Tally the lines that contain "this" and report the total alone.

TASK MATERIAL —
--------

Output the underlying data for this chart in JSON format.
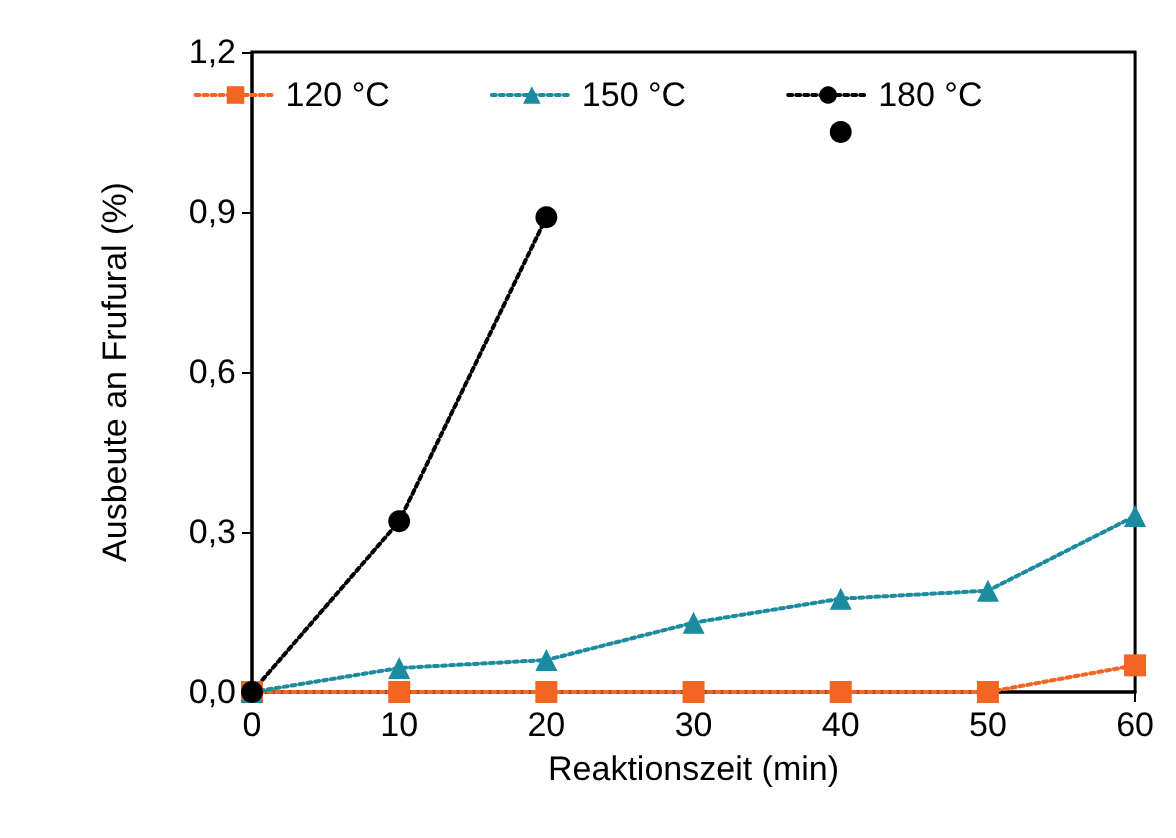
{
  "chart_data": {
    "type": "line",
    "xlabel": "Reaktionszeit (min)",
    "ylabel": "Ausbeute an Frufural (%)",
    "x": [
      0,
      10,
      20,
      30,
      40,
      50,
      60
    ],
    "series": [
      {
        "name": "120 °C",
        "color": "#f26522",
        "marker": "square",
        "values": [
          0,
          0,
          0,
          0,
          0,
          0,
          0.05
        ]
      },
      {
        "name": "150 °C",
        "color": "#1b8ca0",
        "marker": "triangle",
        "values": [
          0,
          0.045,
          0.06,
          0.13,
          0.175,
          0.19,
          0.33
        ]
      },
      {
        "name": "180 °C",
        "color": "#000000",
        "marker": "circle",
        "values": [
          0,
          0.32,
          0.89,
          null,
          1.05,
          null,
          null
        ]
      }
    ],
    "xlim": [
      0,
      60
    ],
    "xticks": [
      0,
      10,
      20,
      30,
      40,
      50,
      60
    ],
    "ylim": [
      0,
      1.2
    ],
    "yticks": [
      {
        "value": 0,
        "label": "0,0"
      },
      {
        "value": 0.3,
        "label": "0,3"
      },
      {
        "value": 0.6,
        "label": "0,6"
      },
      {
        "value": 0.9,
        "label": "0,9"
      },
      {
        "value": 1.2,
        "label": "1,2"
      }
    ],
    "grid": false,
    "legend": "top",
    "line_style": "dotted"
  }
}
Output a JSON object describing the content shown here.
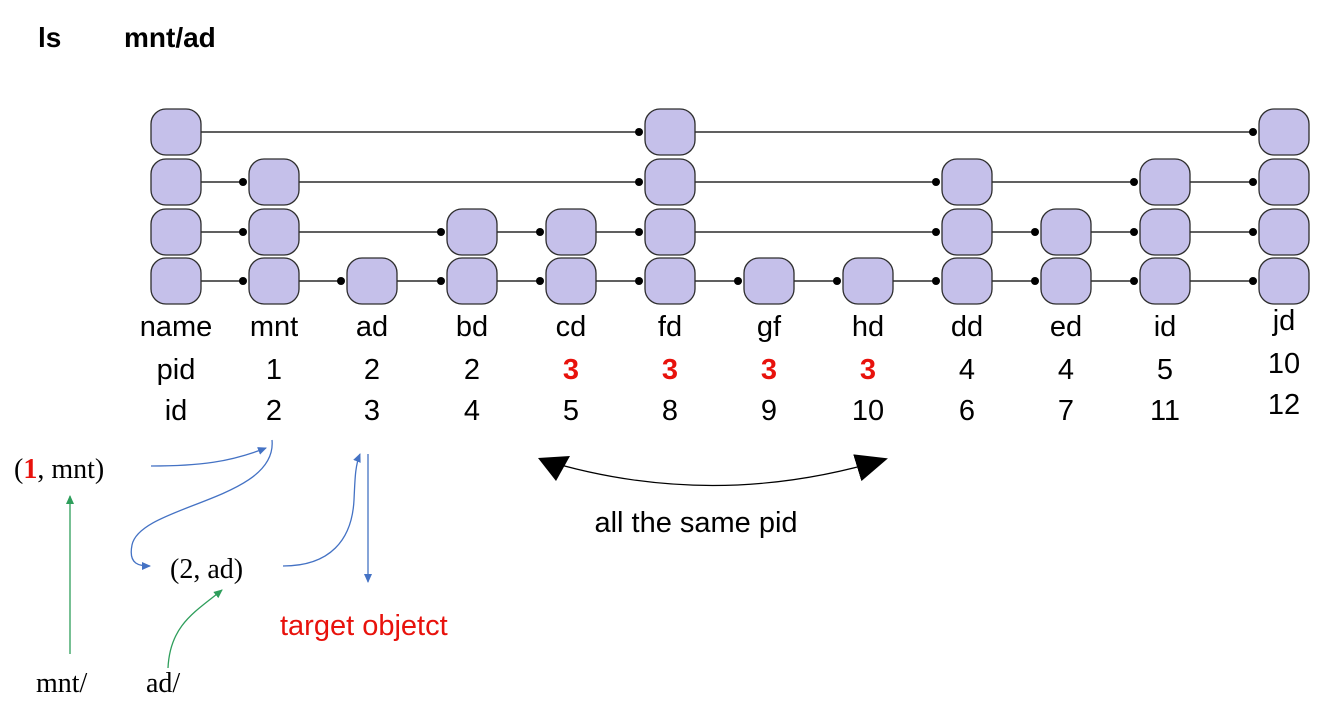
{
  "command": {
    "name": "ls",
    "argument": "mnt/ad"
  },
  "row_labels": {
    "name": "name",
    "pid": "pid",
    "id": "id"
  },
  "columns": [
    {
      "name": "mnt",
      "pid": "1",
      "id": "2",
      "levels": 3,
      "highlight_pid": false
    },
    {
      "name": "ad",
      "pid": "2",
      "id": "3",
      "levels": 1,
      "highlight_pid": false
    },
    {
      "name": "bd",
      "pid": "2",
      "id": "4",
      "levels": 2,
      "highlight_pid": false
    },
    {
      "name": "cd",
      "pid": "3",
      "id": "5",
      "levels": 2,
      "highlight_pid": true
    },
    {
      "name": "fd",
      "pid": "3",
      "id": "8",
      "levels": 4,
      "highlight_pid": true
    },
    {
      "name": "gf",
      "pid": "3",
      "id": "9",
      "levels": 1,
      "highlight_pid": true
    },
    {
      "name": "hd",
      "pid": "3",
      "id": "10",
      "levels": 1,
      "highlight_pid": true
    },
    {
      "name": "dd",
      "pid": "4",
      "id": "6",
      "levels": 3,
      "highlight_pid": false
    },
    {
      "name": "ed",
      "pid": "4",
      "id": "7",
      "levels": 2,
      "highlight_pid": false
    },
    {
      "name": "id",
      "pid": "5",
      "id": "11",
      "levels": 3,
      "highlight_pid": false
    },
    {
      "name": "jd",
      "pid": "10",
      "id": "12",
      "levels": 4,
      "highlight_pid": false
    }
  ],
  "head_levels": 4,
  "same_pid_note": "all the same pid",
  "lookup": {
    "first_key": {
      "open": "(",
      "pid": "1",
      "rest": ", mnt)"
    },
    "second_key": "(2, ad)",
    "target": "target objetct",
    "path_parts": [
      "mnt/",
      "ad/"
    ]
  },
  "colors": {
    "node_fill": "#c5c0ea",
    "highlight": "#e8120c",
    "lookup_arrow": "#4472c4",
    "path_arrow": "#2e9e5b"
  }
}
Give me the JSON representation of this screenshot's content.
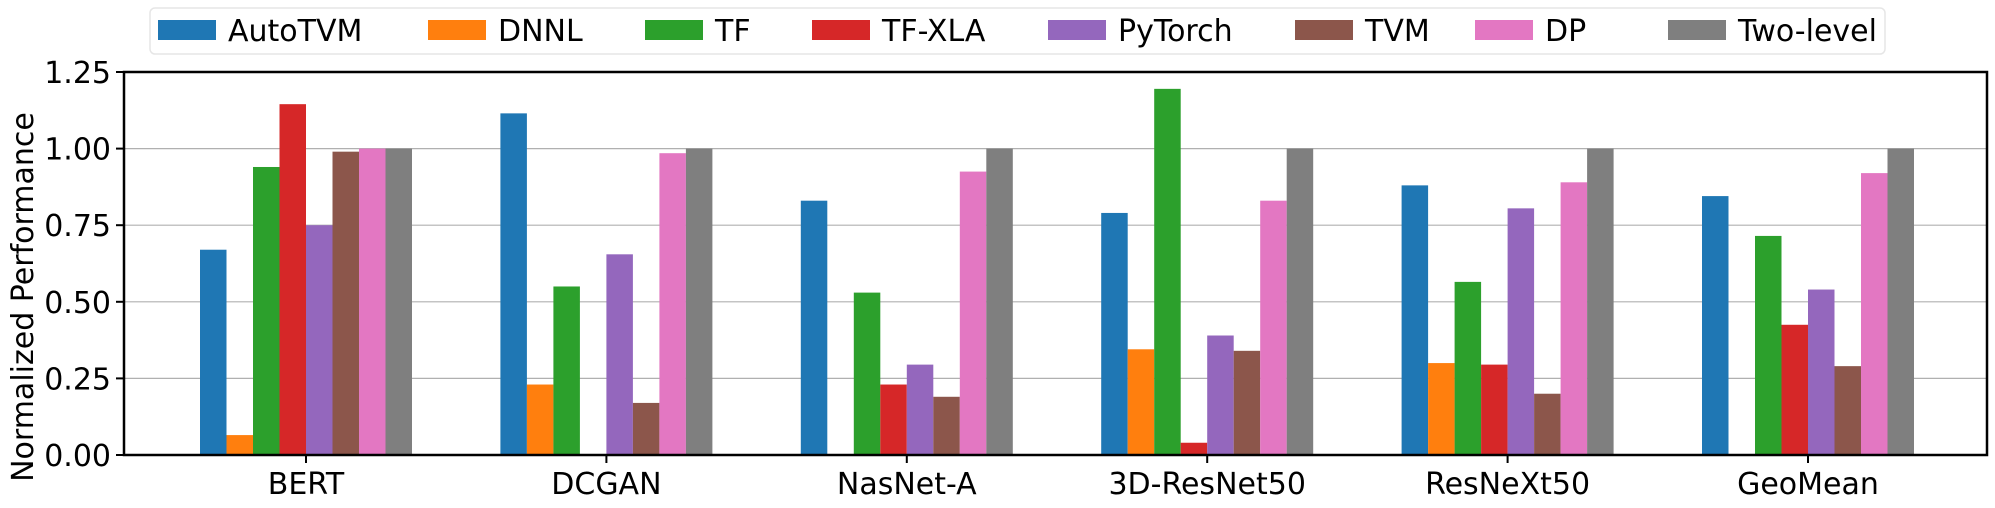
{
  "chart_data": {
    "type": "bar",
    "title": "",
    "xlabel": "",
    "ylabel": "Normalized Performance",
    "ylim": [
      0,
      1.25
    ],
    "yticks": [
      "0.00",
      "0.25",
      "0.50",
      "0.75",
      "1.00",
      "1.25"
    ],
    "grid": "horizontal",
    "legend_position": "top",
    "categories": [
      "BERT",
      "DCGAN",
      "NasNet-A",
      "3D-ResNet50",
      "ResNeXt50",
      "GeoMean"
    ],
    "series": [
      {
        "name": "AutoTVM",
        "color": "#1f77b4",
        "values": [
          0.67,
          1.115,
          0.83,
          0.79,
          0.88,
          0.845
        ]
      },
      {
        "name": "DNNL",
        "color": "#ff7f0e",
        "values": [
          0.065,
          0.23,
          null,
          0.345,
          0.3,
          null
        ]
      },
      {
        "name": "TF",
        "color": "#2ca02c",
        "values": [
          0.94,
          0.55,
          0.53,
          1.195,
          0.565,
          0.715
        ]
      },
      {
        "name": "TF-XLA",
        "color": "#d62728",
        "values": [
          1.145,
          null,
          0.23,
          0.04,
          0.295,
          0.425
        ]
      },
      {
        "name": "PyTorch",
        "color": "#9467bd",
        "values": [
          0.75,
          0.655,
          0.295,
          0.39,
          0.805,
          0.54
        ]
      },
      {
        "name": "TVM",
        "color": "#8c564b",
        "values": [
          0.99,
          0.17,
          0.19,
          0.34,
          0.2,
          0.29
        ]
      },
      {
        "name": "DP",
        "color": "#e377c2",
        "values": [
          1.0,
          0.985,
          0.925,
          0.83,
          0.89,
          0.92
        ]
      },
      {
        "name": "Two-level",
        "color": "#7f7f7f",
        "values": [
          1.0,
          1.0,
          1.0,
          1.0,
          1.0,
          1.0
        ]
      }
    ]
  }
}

--------

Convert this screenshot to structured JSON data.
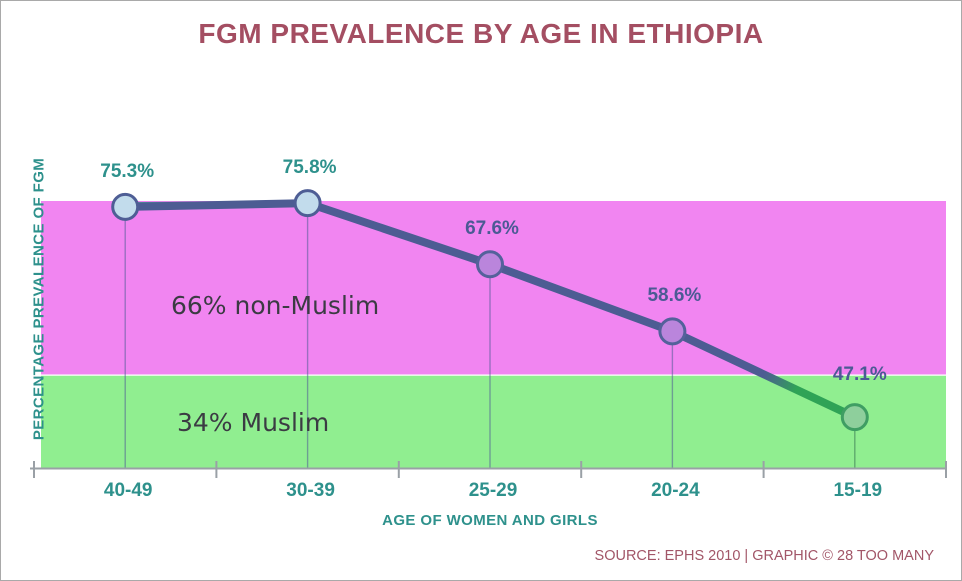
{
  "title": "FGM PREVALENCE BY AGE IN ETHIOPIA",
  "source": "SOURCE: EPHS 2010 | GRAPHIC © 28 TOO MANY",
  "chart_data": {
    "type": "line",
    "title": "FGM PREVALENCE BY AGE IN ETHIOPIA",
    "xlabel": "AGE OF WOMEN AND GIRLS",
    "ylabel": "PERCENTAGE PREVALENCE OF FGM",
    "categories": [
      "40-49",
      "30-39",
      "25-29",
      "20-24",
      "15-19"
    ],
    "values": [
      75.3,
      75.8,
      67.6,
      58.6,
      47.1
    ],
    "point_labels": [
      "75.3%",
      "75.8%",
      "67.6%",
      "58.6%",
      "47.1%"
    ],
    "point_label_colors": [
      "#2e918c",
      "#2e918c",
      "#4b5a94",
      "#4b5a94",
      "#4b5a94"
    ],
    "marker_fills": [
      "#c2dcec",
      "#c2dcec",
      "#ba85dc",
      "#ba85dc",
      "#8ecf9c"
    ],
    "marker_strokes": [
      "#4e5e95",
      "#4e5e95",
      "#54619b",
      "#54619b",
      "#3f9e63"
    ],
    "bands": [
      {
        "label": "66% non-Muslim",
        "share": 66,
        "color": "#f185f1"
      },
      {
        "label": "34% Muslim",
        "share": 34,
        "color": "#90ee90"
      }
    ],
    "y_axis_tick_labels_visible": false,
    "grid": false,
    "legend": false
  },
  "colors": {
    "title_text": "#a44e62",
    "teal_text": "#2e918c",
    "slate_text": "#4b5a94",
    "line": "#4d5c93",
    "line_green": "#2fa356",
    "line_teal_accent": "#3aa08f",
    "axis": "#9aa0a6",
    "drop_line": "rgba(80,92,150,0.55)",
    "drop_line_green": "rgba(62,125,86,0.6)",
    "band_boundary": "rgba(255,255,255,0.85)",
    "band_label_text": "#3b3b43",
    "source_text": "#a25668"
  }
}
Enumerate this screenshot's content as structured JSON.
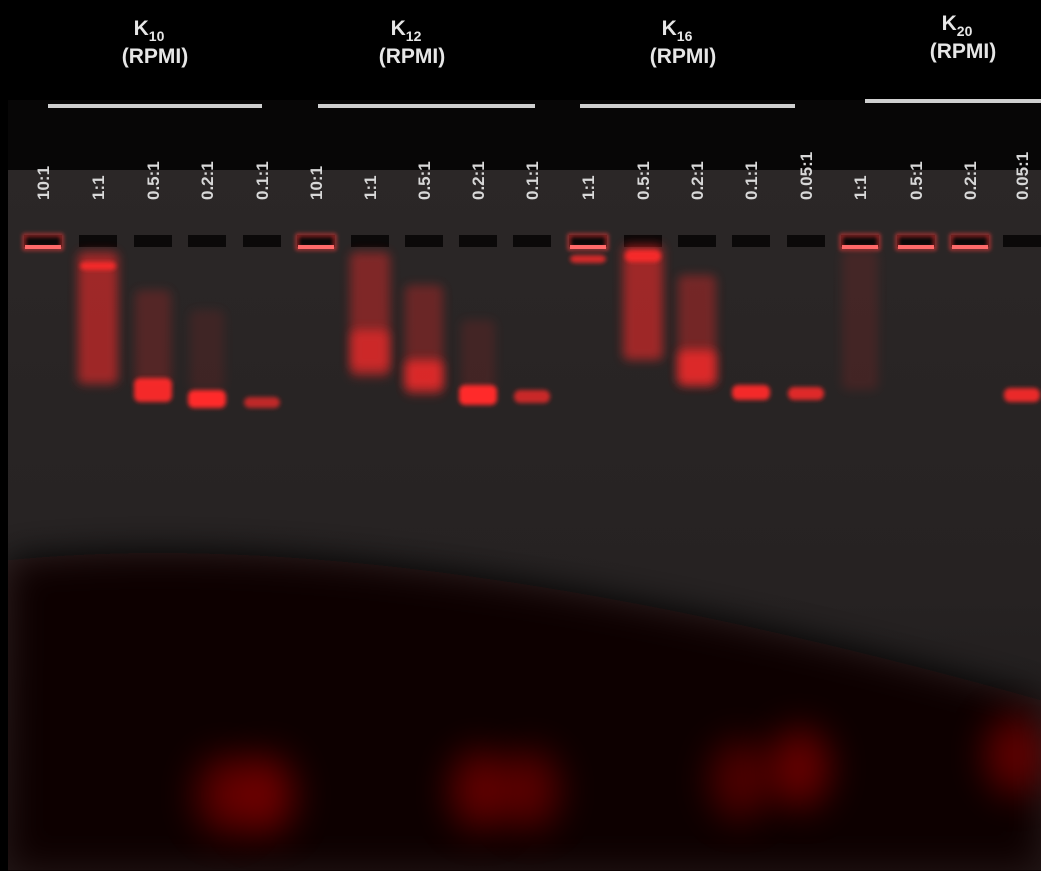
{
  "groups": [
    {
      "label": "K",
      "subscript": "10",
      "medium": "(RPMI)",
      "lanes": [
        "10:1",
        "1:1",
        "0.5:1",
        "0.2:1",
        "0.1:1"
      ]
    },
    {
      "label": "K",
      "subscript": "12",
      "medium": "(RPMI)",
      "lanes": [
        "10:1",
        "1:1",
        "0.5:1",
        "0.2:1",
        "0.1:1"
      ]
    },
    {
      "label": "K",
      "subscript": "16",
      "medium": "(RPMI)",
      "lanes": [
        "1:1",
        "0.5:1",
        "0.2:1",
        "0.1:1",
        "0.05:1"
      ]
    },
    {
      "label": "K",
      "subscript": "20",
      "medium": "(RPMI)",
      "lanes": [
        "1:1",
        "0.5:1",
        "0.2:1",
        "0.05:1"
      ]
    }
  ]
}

--------

THE REPLY —
4